Aim of the task
Copy each line of the material below that includes the string "JSON".

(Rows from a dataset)
-*-

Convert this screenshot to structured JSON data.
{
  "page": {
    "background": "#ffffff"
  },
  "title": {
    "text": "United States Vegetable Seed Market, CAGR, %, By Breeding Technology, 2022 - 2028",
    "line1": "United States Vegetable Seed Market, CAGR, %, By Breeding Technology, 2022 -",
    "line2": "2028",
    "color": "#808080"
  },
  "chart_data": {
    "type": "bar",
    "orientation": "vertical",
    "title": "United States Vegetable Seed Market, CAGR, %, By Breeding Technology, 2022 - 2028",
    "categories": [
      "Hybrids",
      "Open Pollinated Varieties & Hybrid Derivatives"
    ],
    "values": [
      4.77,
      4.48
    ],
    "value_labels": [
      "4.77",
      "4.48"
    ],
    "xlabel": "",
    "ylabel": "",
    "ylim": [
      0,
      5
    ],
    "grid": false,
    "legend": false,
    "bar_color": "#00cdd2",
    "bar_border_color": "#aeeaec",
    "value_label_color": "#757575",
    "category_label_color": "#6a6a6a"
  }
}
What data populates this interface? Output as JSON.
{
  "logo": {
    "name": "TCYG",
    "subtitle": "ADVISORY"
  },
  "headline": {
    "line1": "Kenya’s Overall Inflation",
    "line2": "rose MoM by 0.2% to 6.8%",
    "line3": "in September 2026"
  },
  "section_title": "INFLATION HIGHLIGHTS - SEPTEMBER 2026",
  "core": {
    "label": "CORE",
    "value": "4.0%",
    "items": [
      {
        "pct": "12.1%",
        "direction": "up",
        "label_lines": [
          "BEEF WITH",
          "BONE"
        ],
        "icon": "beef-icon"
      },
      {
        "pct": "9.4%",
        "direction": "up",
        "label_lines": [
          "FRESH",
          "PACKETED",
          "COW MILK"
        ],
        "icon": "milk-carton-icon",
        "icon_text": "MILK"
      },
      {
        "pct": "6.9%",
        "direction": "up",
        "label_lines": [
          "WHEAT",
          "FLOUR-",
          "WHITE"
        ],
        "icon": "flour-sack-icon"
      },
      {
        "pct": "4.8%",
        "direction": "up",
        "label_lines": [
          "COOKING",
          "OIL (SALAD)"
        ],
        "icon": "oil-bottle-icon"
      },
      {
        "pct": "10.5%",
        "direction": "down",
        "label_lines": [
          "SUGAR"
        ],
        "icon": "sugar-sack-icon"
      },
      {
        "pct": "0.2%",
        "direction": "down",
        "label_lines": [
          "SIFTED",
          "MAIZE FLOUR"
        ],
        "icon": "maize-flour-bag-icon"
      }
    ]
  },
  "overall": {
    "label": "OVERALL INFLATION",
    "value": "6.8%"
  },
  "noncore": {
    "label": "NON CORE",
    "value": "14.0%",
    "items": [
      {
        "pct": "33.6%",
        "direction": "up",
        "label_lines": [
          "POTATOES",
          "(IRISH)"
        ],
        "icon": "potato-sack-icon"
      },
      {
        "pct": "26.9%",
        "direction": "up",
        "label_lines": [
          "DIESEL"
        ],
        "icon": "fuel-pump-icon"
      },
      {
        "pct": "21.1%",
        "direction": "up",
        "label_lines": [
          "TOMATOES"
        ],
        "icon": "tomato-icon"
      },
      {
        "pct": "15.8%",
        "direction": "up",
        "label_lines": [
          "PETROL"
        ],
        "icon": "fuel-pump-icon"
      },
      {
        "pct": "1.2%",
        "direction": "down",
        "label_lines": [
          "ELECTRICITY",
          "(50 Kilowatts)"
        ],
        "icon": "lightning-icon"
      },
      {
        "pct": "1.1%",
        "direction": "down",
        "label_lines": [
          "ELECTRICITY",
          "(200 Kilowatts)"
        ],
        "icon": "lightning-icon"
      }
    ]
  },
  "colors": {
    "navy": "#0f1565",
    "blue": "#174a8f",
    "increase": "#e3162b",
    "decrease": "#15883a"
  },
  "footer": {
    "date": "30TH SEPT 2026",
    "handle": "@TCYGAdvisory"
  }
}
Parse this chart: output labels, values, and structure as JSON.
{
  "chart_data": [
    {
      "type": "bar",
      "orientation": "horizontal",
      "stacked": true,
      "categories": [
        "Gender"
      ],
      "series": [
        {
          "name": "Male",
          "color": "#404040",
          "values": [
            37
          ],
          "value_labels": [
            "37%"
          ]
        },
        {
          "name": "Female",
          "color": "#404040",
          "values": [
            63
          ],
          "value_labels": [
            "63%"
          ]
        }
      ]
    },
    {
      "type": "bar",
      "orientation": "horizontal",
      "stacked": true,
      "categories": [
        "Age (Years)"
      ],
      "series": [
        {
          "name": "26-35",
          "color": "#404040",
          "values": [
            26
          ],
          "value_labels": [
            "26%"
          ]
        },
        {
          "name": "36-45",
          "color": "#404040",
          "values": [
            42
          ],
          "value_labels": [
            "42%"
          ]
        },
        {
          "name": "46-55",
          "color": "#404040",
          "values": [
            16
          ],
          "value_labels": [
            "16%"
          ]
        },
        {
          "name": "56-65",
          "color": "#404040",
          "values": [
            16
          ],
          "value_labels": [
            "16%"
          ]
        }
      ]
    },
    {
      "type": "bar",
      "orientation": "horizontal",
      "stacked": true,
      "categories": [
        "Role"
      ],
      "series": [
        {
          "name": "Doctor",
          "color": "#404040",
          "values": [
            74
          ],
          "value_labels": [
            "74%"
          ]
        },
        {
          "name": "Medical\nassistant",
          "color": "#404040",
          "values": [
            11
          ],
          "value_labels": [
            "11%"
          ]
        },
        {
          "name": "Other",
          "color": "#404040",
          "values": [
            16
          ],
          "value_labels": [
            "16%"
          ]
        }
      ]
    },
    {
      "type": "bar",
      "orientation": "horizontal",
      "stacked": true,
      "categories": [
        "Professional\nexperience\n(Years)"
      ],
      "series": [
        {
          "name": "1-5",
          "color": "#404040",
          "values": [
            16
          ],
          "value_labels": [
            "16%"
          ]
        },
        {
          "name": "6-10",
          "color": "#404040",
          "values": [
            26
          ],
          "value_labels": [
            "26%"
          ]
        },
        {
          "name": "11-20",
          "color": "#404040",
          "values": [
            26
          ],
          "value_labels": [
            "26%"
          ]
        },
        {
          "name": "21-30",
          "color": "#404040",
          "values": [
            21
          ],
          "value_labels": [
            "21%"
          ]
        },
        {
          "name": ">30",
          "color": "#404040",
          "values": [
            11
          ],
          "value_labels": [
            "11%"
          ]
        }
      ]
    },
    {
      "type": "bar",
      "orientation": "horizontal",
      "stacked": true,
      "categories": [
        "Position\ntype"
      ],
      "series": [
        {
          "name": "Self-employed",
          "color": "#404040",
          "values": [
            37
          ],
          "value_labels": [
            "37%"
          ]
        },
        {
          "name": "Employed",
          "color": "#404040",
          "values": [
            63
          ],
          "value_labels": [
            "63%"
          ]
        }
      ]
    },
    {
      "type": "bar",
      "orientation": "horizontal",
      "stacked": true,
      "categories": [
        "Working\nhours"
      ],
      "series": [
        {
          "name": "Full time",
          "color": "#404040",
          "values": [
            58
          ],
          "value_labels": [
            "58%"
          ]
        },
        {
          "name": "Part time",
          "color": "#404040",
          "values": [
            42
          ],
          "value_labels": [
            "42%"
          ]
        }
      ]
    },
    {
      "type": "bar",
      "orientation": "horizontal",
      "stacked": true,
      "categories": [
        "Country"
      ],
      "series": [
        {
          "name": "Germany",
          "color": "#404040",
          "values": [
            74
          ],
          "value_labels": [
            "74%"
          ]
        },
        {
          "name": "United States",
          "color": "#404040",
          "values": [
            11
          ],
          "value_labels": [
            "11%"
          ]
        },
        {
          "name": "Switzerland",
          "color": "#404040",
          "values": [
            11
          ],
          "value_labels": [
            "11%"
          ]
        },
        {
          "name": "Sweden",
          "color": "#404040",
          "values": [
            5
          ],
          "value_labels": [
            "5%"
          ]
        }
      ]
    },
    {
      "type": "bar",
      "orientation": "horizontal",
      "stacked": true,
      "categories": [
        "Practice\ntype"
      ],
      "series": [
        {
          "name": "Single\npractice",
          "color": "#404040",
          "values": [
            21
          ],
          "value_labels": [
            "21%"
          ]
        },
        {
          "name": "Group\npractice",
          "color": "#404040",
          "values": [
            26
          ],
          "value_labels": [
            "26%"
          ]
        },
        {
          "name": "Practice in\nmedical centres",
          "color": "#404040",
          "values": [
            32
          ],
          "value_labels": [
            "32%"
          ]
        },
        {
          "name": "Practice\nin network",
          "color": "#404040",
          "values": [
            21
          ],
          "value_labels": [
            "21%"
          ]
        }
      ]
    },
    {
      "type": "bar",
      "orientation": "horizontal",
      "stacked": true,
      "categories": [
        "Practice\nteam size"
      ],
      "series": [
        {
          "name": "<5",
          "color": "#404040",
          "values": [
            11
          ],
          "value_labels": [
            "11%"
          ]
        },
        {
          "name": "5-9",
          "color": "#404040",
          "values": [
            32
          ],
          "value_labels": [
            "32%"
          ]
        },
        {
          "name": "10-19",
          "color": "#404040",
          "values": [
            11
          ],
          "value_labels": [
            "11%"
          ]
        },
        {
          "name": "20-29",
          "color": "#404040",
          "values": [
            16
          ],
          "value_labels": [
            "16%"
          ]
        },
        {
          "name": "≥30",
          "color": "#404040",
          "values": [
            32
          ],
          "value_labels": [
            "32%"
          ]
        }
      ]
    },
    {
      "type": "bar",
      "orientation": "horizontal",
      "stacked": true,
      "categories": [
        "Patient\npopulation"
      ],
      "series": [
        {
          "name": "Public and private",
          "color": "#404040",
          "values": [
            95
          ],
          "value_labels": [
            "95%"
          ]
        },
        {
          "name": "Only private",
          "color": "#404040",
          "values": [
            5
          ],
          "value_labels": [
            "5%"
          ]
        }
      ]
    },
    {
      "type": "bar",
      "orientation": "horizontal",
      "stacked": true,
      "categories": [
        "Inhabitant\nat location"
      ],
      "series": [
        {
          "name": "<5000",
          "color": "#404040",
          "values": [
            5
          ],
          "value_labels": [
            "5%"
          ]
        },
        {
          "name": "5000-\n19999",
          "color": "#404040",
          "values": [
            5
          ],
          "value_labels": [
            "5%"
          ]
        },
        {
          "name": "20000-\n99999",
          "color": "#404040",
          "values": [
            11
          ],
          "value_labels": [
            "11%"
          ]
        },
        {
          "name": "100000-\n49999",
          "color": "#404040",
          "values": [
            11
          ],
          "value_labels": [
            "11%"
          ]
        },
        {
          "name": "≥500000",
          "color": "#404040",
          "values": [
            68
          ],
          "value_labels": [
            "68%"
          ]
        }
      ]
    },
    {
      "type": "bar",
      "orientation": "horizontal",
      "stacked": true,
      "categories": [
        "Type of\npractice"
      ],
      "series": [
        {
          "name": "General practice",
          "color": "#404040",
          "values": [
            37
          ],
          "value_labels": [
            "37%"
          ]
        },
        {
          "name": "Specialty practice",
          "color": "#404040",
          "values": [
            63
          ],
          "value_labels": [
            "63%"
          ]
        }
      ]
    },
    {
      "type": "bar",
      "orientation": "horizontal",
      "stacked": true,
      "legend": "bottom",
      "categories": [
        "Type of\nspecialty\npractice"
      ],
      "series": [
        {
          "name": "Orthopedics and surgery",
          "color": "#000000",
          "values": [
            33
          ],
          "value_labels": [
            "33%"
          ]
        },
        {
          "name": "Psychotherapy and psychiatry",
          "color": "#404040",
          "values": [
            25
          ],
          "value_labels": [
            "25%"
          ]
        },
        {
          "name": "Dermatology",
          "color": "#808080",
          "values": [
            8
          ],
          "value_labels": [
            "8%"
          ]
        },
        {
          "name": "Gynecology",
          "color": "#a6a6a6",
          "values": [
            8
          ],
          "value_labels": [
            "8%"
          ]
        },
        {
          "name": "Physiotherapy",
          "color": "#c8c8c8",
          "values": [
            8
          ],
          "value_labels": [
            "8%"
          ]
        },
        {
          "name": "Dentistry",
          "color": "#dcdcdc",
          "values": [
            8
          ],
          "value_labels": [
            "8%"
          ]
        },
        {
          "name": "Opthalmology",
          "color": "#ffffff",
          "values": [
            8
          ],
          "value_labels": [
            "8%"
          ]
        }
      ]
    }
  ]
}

-*-

Correct output
Convert this screenshot to structured JSON data.
What data populates this interface? Output as JSON.
Parse this chart: output labels, values, and structure as JSON.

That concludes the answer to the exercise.